* **Stated task**
Identify every line in the records below that contains the word "انجام", and reproduce each one.

* **Listing**
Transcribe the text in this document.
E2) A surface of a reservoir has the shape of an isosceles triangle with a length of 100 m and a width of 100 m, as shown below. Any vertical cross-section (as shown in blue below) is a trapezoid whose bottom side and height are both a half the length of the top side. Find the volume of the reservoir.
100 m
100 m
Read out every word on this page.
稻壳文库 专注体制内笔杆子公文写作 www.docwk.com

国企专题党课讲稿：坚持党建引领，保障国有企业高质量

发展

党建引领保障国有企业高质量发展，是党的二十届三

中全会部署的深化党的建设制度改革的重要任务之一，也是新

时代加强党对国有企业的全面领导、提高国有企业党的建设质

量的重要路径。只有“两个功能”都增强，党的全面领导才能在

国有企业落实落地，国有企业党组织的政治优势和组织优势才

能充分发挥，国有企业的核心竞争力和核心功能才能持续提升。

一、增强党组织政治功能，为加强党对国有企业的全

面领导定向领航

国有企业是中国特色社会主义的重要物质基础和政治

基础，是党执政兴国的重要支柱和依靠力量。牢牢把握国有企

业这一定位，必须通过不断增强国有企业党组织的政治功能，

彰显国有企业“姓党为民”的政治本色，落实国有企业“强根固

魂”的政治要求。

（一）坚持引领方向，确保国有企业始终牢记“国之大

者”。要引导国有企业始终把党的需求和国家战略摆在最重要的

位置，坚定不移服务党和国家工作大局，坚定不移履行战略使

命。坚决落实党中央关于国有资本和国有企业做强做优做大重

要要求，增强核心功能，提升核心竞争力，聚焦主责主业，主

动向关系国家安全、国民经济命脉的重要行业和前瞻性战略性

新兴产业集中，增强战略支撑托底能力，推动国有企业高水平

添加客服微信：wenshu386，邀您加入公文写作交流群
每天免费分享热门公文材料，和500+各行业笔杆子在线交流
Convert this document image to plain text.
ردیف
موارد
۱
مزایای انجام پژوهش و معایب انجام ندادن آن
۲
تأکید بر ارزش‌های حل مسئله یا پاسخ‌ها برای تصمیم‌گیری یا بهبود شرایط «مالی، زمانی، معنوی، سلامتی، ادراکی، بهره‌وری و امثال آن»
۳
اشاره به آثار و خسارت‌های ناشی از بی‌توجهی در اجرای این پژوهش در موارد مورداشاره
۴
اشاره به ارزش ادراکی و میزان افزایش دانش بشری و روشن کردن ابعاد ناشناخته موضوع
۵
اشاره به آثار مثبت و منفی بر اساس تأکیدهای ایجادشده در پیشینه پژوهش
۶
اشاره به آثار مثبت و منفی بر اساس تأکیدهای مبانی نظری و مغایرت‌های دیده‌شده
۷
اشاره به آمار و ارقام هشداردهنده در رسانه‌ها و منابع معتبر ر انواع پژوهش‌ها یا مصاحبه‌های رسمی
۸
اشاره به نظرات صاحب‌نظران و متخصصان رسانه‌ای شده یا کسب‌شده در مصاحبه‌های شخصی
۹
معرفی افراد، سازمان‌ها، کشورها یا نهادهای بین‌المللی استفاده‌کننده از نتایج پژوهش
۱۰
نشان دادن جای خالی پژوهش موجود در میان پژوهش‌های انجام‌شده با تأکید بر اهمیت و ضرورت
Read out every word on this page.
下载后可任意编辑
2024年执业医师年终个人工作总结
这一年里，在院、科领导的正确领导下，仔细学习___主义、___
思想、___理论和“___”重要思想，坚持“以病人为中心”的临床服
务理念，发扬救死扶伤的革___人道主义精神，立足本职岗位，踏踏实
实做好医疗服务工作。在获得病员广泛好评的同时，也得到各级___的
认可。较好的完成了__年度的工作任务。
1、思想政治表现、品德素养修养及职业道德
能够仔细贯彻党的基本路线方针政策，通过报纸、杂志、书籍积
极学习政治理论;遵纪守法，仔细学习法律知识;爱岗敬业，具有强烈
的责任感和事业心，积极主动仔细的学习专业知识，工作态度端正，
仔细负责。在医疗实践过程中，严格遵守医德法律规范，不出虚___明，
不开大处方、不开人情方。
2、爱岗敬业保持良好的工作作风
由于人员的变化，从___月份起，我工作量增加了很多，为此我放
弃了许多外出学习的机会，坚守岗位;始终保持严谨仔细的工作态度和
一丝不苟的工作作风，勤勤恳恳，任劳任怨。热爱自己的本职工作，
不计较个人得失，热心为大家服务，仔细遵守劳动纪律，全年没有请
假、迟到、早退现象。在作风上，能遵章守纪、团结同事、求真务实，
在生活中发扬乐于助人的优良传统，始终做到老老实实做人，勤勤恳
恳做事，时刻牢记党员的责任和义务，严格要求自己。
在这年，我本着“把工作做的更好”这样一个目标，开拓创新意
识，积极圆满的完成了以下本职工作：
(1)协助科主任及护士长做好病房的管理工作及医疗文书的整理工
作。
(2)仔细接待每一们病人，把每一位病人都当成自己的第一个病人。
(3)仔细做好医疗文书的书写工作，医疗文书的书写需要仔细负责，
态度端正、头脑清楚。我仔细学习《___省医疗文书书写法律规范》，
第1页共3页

* **Solution**
مزایای انجام پژوهش و معایب انجام ندادن آن
نشان دادن جای خالی پژوهش موجود در میان پژوهش‌های انجام‌شده با تأکید بر اهمیت و ضرورت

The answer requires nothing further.